- Source passage
# Need opinion on GT road bike



## GTriderTX

Hello.

I noticed that "GT" bikes do not have a specific forum on roadbikereview (which I don't understand) so I thought I'd ask this in here.

I am a Mountain Bike guy looking into getting his first real road bike. I have a pretty nice MTB (GT Zaskar Team) so I am not looking for low end road bikes but not looking for $6000 pro bikes either.

I originally was going to go with a Aluminum frame road bike to avoid the cost of a carbon frame. I assumed that being a new "Roadie" rider that the cost of the carbon wouldn't be worth it for me..but...

I have been offered a NEW in box 2008 GT Expert bike for $1250.00

Here is the photo and specs: http://www.gtbicycles.com/usa/eng/Products/Road/Race/?s_archived=t#2595

Do you think $1250.00 for a full carbon bike like this is a waste of money on me or a good deal?

Thanks for sharing your opinions.

:thumbsup:


----------



## lucer0

Its a great deal - GT is well known enough that I'm sure their carbon frames aren't crap. Go for it, you're spending what you'd normally spend on an aluminum/105 build anyways.


----------



## GTriderTX

lucer0 said:


> Its a great deal - GT is well known enough that I'm sure their carbon frames aren't crap. Go for it, you're spending what you'd normally spend on an aluminum/105 build anyways.


Thanks for your opinion!


----------



## Guest

Looks like a decent reliable spec.


----------



## GTriderTX

*IRS took my bike money*



kytyree said:


> Looks like a decent reliable spec.


Awesome. That is 2 positive opinions so far. Sadly, Murphy's law is in effect. Today I received in the mail a letter from the IRS saying they want $2000 right now or else they are going to come after me. I just gave all my bike money to the IRS today  We will see how fast I can save up again for a road bike. :cryin:


----------



## es3awilson

I own one and it is a great bike. Once you get you ike money saved up again buy one and I sure you won't be disappointed with your choice. GT makes great bikes and are a great value for your dollar. Good luck!

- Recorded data

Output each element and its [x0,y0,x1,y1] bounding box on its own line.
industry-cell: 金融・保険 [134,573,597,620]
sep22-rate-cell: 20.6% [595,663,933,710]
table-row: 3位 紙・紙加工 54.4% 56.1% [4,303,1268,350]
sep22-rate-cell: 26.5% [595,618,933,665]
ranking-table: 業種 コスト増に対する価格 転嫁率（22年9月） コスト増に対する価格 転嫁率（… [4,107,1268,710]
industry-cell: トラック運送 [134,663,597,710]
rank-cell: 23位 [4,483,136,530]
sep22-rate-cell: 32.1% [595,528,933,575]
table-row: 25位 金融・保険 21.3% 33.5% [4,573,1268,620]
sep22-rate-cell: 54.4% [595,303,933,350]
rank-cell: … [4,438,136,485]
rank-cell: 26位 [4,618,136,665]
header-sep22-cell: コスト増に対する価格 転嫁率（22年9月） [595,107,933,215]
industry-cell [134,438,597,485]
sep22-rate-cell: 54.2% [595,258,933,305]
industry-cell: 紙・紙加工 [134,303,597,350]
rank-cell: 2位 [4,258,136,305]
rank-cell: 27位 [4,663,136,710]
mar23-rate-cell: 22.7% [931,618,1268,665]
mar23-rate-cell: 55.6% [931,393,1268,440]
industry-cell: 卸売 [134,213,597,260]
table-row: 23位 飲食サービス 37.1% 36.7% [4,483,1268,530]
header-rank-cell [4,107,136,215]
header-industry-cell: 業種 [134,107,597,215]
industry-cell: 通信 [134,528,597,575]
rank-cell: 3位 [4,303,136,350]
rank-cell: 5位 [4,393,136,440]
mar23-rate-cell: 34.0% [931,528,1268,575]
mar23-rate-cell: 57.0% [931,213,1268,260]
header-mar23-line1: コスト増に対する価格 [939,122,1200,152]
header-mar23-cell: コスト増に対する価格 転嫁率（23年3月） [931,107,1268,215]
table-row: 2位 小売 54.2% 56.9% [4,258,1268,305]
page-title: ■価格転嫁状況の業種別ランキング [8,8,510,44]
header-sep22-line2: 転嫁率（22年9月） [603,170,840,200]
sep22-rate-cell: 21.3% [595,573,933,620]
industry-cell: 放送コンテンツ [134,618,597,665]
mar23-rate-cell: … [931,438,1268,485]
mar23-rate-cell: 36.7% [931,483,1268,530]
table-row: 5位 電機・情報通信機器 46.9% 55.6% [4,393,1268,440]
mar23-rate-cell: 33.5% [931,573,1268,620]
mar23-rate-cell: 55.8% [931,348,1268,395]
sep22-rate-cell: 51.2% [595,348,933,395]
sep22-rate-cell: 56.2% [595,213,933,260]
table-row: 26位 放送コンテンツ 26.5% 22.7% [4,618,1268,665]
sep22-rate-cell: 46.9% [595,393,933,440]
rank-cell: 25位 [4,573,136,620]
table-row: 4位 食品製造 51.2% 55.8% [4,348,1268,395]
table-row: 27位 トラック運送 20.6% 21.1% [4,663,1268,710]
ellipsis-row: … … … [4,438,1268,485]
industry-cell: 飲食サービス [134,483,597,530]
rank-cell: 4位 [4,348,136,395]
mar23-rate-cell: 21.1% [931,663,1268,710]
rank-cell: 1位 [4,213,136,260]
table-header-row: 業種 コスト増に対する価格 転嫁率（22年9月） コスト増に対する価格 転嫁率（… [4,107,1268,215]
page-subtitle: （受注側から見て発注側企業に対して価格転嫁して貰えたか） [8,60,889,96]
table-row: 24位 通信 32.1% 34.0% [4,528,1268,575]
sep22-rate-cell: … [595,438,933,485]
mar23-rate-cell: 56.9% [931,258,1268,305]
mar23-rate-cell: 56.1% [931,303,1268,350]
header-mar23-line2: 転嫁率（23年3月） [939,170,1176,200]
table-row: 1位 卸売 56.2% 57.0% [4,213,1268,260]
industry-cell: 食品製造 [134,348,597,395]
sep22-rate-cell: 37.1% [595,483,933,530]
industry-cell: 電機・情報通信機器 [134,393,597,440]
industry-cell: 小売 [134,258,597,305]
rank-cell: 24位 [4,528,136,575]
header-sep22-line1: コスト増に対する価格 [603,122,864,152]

- Things to do
**1)** Please print the GT road bike thread from "Here is the" to "a good deal?".
**2)** Answer these from the GT road bike thread:
(a) What mountain bike does the original poster own?
(b) What price was asked for the new-in-box 2008 GT Expert?
(c) How much money did the IRS letter demand?

- Answers to each task
**1)**
Here is the photo and specs: http://www.gtbicycles.com/usa/eng/Products/Road/Race/?s_archived=t#2595

Do you think $1250.00 for a full carbon bike like this is a waste of money on me or a good deal?

**2)**
(a) A GT Zaskar Team
(b) $1250.00
(c) $2000